EXTRACTED MATERIAL.
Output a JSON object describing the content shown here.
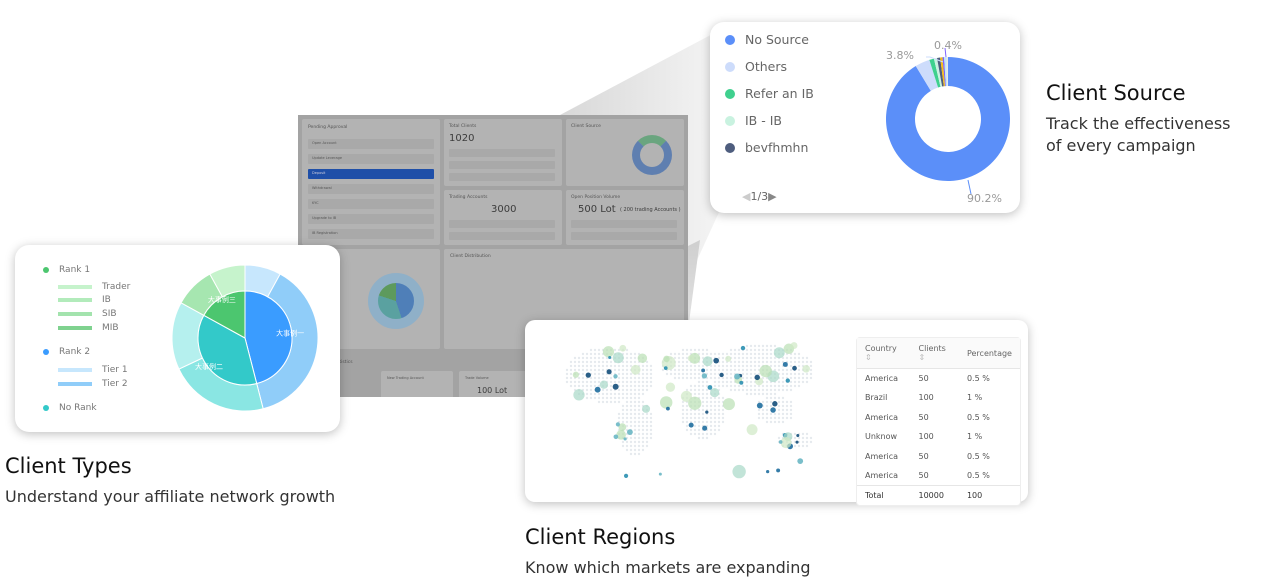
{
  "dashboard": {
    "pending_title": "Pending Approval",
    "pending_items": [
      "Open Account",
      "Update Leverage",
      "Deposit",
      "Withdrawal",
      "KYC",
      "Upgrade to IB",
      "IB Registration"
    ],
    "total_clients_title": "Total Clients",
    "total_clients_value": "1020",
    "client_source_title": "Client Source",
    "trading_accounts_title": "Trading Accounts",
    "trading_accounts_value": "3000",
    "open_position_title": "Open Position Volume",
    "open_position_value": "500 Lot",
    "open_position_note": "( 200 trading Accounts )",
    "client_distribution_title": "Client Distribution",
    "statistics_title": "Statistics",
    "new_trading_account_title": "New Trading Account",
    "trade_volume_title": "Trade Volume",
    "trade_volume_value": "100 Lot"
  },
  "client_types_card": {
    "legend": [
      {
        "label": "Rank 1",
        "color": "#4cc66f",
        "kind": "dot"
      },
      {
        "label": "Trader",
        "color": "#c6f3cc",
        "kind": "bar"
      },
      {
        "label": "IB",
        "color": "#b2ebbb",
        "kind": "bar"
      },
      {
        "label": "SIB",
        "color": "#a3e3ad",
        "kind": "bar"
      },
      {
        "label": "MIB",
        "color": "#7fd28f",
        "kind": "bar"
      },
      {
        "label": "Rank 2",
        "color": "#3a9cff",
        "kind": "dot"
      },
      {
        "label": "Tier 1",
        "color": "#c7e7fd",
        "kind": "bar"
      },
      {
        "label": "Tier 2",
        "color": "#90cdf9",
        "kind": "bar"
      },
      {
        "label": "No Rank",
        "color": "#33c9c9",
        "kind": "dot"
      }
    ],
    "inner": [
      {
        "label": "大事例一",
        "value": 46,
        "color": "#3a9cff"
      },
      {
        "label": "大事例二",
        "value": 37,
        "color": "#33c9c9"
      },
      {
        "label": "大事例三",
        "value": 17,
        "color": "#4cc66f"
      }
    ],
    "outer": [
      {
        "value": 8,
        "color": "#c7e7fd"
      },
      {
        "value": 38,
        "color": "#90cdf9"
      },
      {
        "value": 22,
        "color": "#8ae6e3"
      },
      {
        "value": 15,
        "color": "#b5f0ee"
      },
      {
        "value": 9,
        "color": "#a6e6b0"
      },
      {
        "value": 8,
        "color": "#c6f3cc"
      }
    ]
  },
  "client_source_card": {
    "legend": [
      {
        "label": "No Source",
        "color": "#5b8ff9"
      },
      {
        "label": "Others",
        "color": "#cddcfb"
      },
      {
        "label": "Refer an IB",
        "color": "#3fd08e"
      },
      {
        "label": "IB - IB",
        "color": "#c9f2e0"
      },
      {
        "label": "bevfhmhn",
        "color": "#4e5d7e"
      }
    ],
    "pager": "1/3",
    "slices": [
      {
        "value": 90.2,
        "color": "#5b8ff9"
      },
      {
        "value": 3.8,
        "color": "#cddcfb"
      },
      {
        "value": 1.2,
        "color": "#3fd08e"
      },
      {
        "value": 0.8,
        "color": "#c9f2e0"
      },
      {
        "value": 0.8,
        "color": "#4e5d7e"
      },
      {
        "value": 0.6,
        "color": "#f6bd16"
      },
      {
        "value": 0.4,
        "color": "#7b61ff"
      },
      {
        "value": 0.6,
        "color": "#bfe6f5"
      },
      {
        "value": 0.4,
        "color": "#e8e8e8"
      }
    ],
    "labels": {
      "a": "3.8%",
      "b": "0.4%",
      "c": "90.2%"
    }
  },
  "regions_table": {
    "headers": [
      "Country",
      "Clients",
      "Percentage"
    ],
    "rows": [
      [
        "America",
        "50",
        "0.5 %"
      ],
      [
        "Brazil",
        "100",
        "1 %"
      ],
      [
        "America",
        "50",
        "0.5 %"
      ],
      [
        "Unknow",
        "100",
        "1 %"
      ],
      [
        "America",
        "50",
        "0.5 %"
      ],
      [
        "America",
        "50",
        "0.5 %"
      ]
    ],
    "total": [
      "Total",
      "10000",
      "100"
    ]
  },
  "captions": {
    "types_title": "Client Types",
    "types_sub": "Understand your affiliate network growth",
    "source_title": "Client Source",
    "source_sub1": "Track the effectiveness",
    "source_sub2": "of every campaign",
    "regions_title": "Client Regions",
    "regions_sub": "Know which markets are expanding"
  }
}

==

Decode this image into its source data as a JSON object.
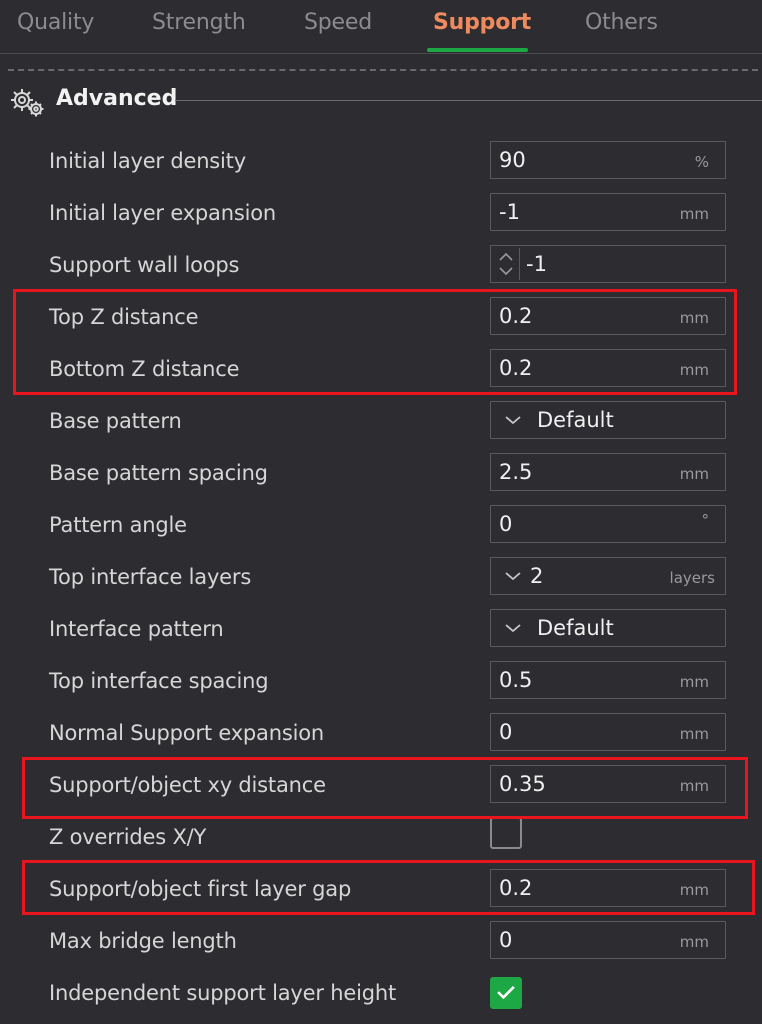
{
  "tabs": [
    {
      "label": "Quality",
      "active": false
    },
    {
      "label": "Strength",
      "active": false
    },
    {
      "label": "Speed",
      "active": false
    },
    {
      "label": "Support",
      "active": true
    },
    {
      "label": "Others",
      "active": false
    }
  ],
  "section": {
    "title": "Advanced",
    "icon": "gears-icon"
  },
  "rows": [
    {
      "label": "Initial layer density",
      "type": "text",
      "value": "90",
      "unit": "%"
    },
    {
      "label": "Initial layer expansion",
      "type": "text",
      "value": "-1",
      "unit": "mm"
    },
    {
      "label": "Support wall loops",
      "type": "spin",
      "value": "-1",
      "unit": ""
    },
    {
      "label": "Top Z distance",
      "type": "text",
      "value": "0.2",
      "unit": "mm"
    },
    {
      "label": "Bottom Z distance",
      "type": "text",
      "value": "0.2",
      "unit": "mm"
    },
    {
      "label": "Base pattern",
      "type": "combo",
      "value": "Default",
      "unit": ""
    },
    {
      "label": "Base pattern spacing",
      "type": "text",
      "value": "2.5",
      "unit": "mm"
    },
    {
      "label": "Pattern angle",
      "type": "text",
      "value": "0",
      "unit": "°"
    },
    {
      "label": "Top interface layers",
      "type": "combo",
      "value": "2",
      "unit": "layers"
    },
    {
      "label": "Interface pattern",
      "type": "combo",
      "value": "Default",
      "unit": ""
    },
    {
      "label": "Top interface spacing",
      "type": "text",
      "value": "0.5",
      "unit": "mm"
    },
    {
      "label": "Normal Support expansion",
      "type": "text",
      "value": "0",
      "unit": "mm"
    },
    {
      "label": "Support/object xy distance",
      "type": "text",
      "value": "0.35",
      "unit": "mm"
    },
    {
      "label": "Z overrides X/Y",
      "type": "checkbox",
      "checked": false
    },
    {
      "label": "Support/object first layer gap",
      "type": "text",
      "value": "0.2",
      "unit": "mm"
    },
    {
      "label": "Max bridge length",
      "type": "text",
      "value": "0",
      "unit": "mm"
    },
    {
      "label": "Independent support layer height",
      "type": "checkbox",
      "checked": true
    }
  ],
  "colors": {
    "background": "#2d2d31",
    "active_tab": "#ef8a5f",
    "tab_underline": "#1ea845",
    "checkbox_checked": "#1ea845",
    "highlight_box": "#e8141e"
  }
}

SHORT TASK. List all lines in the material containing the string "Rank".

WORKED ANSWER.
        "label": "Rank 1",
        "label": "Rank 2",
        "label": "No Rank",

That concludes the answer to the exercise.